_DO THIS_. Return the lines below that carry the word "inoculée".

----------

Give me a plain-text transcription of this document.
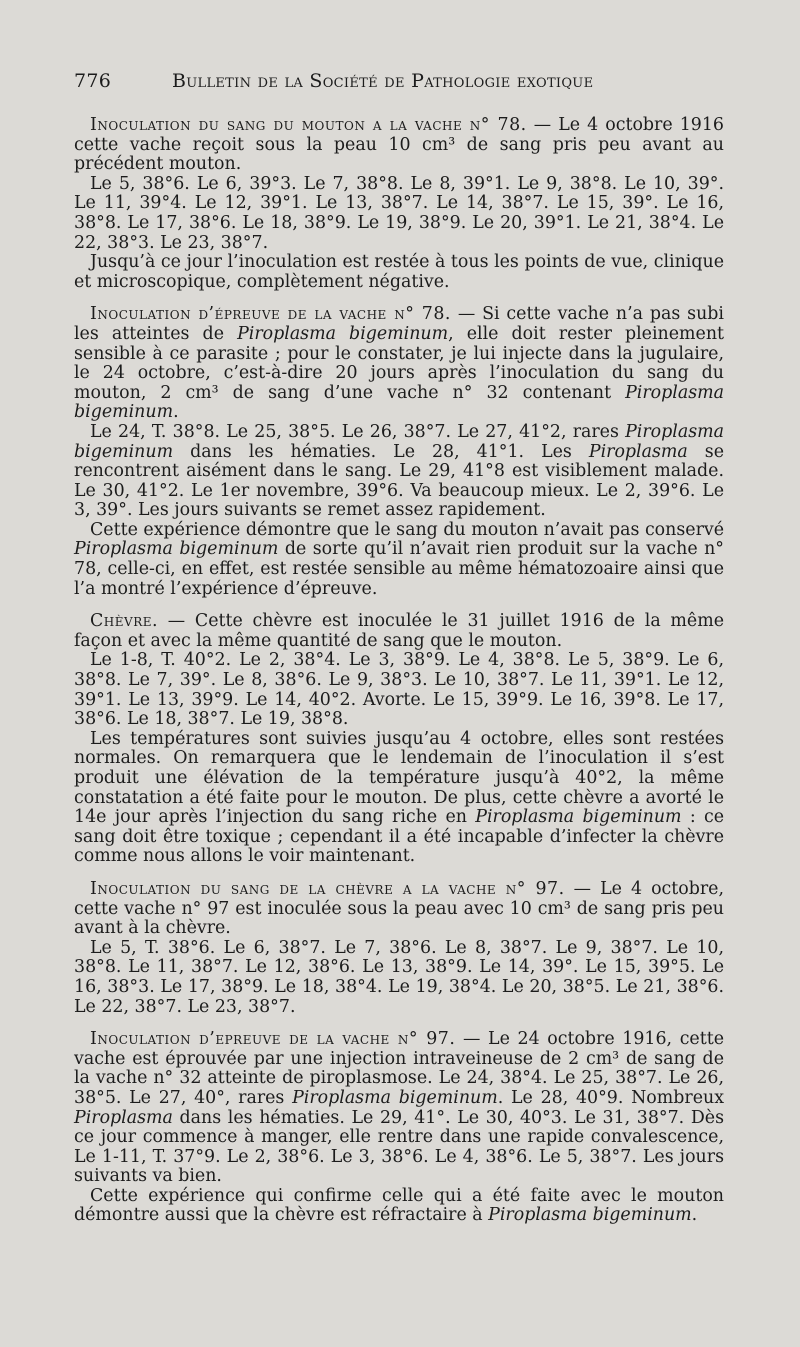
776	Bulletin de la Société de Pathologie exotique

Inoculation du sang du mouton a la vache n° 78. — Le 4 octobre 1916 cette vache reçoit sous la peau 10 cm³ de sang pris peu avant au précédent mouton.

Le 5, 38°6. Le 6, 39°3. Le 7, 38°8. Le 8, 39°1. Le 9, 38°8. Le 10, 39°. Le 11, 39°4. Le 12, 39°1. Le 13, 38°7. Le 14, 38°7. Le 15, 39°. Le 16, 38°8. Le 17, 38°6. Le 18, 38°9. Le 19, 38°9. Le 20, 39°1. Le 21, 38°4. Le 22, 38°3. Le 23, 38°7.

Jusqu’à ce jour l’inoculation est restée à tous les points de vue, clinique et microscopique, complètement négative.

Inoculation d’épreuve de la vache n° 78. — Si cette vache n’a pas subi les atteintes de Piroplasma bigeminum, elle doit rester pleinement sensible à ce parasite ; pour le constater, je lui injecte dans la jugulaire, le 24 octobre, c’est-à-dire 20 jours après l’inoculation du sang du mouton, 2 cm³ de sang d’une vache n° 32 contenant Piroplasma bigeminum.

Le 24, T. 38°8. Le 25, 38°5. Le 26, 38°7. Le 27, 41°2, rares Piroplasma bigeminum dans les hématies. Le 28, 41°1. Les Piroplasma se rencontrent aisément dans le sang. Le 29, 41°8 est visiblement malade. Le 30, 41°2. Le 1er novembre, 39°6. Va beaucoup mieux. Le 2, 39°6. Le 3, 39°. Les jours suivants se remet assez rapidement.

Cette expérience démontre que le sang du mouton n’avait pas conservé Piroplasma bigeminum de sorte qu’il n’avait rien produit sur la vache n° 78, celle-ci, en effet, est restée sensible au même hématozoaire ainsi que l’a montré l’expérience d’épreuve.

Chèvre. — Cette chèvre est inoculée le 31 juillet 1916 de la même façon et avec la même quantité de sang que le mouton.

Le 1-8, T. 40°2. Le 2, 38°4. Le 3, 38°9. Le 4, 38°8. Le 5, 38°9. Le 6, 38°8. Le 7, 39°. Le 8, 38°6. Le 9, 38°3. Le 10, 38°7. Le 11, 39°1. Le 12, 39°1. Le 13, 39°9. Le 14, 40°2. Avorte. Le 15, 39°9. Le 16, 39°8. Le 17, 38°6. Le 18, 38°7. Le 19, 38°8.

Les températures sont suivies jusqu’au 4 octobre, elles sont restées normales. On remarquera que le lendemain de l’inoculation il s’est produit une élévation de la température jusqu’à 40°2, la même constatation a été faite pour le mouton. De plus, cette chèvre a avorté le 14e jour après l’injection du sang riche en Piroplasma bigeminum : ce sang doit être toxique ; cependant il a été incapable d’infecter la chèvre comme nous allons le voir maintenant.

Inoculation du sang de la chèvre a la vache n° 97. — Le 4 octobre, cette vache n° 97 est inoculée sous la peau avec 10 cm³ de sang pris peu avant à la chèvre.

Le 5, T. 38°6. Le 6, 38°7. Le 7, 38°6. Le 8, 38°7. Le 9, 38°7. Le 10, 38°8. Le 11, 38°7. Le 12, 38°6. Le 13, 38°9. Le 14, 39°. Le 15, 39°5. Le 16, 38°3. Le 17, 38°9. Le 18, 38°4. Le 19, 38°4. Le 20, 38°5. Le 21, 38°6. Le 22, 38°7. Le 23, 38°7.

Inoculation d’epreuve de la vache n° 97. — Le 24 octobre 1916, cette vache est éprouvée par une injection intraveineuse de 2 cm³ de sang de la vache n° 32 atteinte de piroplasmose. Le 24, 38°4. Le 25, 38°7. Le 26, 38°5. Le 27, 40°, rares Piroplasma bigeminum. Le 28, 40°9. Nombreux Piroplasma dans les hématies. Le 29, 41°. Le 30, 40°3. Le 31, 38°7. Dès ce jour commence à manger, elle rentre dans une rapide convalescence, Le 1-11, T. 37°9. Le 2, 38°6. Le 3, 38°6. Le 4, 38°6. Le 5, 38°7. Les jours suivants va bien.

Cette expérience qui confirme celle qui a été faite avec le mouton démontre aussi que la chèvre est réfractaire à Piroplasma bigeminum.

----------

_TASK RESULT_.
Chèvre. — Cette chèvre est inoculée le 31 juillet 1916 de la même façon et avec la même quantité de sang que le mouton.
Inoculation du sang de la chèvre a la vache n° 97. — Le 4 octobre, cette vache n° 97 est inoculée sous la peau avec 10 cm³ de sang pris peu avant à la chèvre.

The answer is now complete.